start EXTRACTED RECORDS

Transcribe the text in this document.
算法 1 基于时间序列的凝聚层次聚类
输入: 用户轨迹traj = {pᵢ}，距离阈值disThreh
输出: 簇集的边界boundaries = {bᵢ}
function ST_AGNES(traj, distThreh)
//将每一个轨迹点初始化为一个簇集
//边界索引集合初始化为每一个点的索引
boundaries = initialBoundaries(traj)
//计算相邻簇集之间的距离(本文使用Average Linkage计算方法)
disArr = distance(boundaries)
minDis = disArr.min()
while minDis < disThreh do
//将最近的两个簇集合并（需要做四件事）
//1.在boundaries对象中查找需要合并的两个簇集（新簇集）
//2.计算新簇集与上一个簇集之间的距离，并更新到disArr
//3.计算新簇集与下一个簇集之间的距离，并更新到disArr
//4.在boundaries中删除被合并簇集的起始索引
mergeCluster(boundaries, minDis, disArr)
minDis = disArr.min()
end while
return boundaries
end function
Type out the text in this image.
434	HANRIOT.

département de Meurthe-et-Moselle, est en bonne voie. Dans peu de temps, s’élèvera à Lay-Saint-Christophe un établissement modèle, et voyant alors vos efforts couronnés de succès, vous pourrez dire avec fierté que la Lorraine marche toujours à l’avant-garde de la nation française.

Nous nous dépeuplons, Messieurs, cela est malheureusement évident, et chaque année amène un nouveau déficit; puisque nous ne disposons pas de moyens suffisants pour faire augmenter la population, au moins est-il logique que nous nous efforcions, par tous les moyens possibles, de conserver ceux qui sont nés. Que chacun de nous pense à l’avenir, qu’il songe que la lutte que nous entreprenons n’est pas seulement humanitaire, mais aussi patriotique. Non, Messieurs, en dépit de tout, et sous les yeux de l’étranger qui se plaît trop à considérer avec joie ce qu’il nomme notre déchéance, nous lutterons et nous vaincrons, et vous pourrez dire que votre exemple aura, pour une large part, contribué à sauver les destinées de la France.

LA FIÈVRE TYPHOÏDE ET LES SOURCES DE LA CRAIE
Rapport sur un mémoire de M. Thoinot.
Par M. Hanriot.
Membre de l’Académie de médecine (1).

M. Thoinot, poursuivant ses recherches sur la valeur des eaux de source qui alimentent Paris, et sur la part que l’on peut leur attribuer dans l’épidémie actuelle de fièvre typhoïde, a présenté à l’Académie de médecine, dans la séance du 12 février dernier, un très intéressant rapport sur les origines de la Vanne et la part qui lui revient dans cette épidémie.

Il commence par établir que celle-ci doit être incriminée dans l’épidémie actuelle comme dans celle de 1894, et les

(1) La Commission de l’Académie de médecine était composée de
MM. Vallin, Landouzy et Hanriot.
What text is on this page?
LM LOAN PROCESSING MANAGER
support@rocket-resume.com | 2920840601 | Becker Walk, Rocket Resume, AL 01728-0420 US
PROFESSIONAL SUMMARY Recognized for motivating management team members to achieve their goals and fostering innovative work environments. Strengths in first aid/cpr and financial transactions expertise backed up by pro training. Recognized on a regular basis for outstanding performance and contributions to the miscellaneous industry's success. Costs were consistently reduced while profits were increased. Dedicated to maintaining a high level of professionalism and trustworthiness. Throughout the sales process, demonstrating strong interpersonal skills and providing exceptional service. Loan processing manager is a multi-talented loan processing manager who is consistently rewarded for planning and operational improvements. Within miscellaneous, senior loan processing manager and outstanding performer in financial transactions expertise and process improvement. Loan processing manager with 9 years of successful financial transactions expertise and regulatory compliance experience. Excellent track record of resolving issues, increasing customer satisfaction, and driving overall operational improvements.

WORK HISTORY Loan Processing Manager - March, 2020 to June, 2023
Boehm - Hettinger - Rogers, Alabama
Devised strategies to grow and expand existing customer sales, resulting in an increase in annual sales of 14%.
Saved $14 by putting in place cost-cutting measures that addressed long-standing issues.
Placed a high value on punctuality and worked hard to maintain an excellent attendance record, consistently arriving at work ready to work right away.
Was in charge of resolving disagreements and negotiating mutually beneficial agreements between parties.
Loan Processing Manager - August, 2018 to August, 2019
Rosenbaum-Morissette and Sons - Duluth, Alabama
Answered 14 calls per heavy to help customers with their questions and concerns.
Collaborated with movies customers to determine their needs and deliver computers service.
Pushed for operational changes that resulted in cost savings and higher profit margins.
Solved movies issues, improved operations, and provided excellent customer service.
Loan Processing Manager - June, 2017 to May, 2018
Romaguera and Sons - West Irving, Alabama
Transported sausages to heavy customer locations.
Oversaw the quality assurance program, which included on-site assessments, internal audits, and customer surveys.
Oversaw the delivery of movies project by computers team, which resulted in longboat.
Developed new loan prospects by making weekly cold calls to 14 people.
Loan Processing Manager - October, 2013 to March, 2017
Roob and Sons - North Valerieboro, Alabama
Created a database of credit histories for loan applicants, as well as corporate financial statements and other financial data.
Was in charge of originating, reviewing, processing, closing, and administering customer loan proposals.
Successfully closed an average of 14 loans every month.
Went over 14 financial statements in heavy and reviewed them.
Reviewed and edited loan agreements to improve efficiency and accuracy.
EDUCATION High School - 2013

end EXTRACTED RECORDS

**DESCRIPTION OF THE TASK:** Gather up the lines containing the word "that" from these records and copy them.

**RESULT FOR THIS TASK:**
Saved $14 by putting in place cost-cutting measures that addressed long-standing issues.
Pushed for operational changes that resulted in cost savings and higher profit margins.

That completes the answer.